**REQUEST**
Output every entry exactly as written, skipping any pictures.

**INFORMATION PROVIDED**
..........

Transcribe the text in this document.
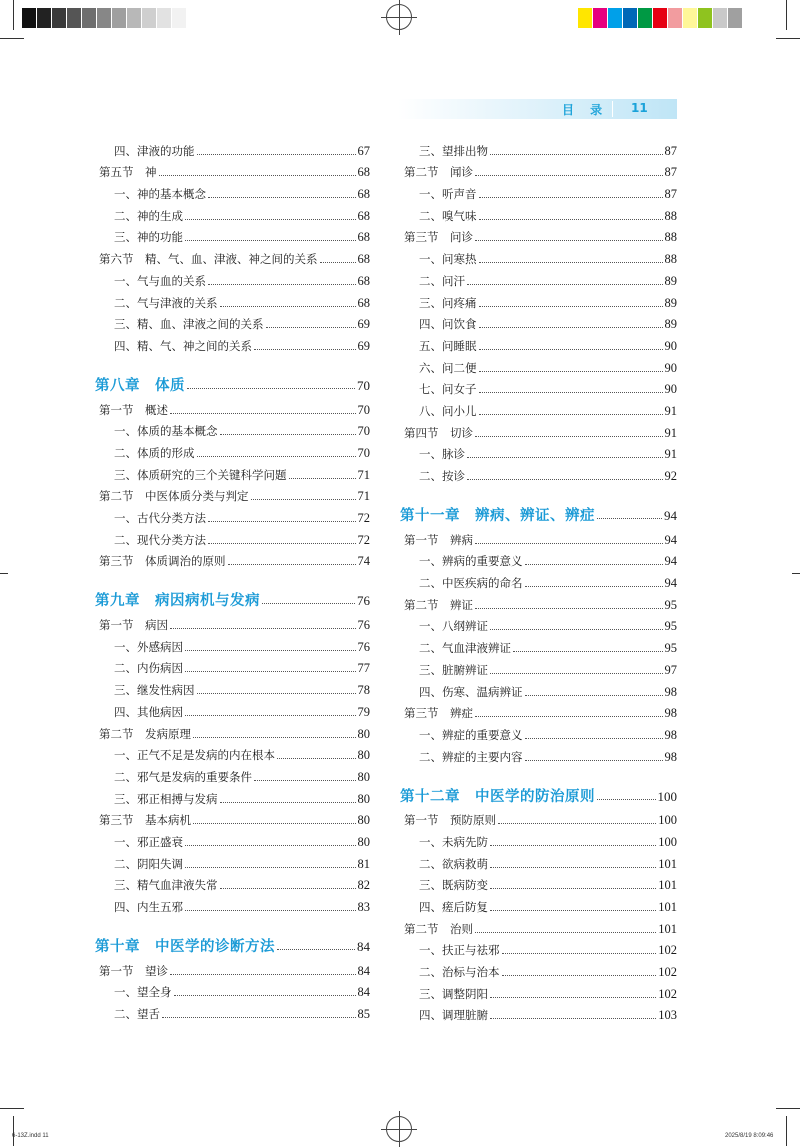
目 录 11
四、津液的功能	67
第五节　神	68
一、神的基本概念	68
二、神的生成	68
三、神的功能	68
第六节　精、气、血、津液、神之间的关系	68
一、气与血的关系	68
二、气与津液的关系	68
三、精、血、津液之间的关系	69
四、精、气、神之间的关系	69
第八章　体质	70
第一节　概述	70
一、体质的基本概念	70
二、体质的形成	70
三、体质研究的三个关键科学问题	71
第二节　中医体质分类与判定	71
一、古代分类方法	72
二、现代分类方法	72
第三节　体质调治的原则	74
第九章　病因病机与发病	76
第一节　病因	76
一、外感病因	76
二、内伤病因	77
三、继发性病因	78
四、其他病因	79
第二节　发病原理	80
一、正气不足是发病的内在根本	80
二、邪气是发病的重要条件	80
三、邪正相搏与发病	80
第三节　基本病机	80
一、邪正盛衰	80
二、阴阳失调	81
三、精气血津液失常	82
四、内生五邪	83
第十章　中医学的诊断方法	84
第一节　望诊	84
一、望全身	84
二、望舌	85
三、望排出物	87
第二节　闻诊	87
一、听声音	87
二、嗅气味	88
第三节　问诊	88
一、问寒热	88
二、问汗	89
三、问疼痛	89
四、问饮食	89
五、问睡眠	90
六、问二便	90
七、问女子	90
八、问小儿	91
第四节　切诊	91
一、脉诊	91
二、按诊	92
第十一章　辨病、辨证、辨症	94
第一节　辨病	94
一、辨病的重要意义	94
二、中医疾病的命名	94
第二节　辨证	95
一、八纲辨证	95
二、气血津液辨证	95
三、脏腑辨证	97
四、伤寒、温病辨证	98
第三节　辨症	98
一、辨症的重要意义	98
二、辨症的主要内容	98
第十二章　中医学的防治原则	100
第一节　预防原则	100
一、未病先防	100
二、欲病救萌	101
三、既病防变	101
四、瘥后防复	101
第二节　治则	101
一、扶正与祛邪	102
二、治标与治本	102
三、调整阴阳	102
四、调理脏腑	103
6-13Z.indd 11	2025/8/19 8:09:46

..........

**REPLY TO THE TASK**
Transcribe the text in this document.
目 录 11
四、津液的功能	67
第五节　神	68
一、神的基本概念	68
二、神的生成	68
三、神的功能	68
第六节　精、气、血、津液、神之间的关系	68
一、气与血的关系	68
二、气与津液的关系	68
三、精、血、津液之间的关系	69
四、精、气、神之间的关系	69
第八章　体质	70
第一节　概述	70
一、体质的基本概念	70
二、体质的形成	70
三、体质研究的三个关键科学问题	71
第二节　中医体质分类与判定	71
一、古代分类方法	72
二、现代分类方法	72
第三节　体质调治的原则	74
第九章　病因病机与发病	76
第一节　病因	76
一、外感病因	76
二、内伤病因	77
三、继发性病因	78
四、其他病因	79
第二节　发病原理	80
一、正气不足是发病的内在根本	80
二、邪气是发病的重要条件	80
三、邪正相搏与发病	80
第三节　基本病机	80
一、邪正盛衰	80
二、阴阳失调	81
三、精气血津液失常	82
四、内生五邪	83
第十章　中医学的诊断方法	84
第一节　望诊	84
一、望全身	84
二、望舌	85
三、望排出物	87
第二节　闻诊	87
一、听声音	87
二、嗅气味	88
第三节　问诊	88
一、问寒热	88
二、问汗	89
三、问疼痛	89
四、问饮食	89
五、问睡眠	90
六、问二便	90
七、问女子	90
八、问小儿	91
第四节　切诊	91
一、脉诊	91
二、按诊	92
第十一章　辨病、辨证、辨症	94
第一节　辨病	94
一、辨病的重要意义	94
二、中医疾病的命名	94
第二节　辨证	95
一、八纲辨证	95
二、气血津液辨证	95
三、脏腑辨证	97
四、伤寒、温病辨证	98
第三节　辨症	98
一、辨症的重要意义	98
二、辨症的主要内容	98
第十二章　中医学的防治原则	100
第一节　预防原则	100
一、未病先防	100
二、欲病救萌	101
三、既病防变	101
四、瘥后防复	101
第二节　治则	101
一、扶正与祛邪	102
二、治标与治本	102
三、调整阴阳	102
四、调理脏腑	103
6-13Z.indd 11	2025/8/19 8:09:46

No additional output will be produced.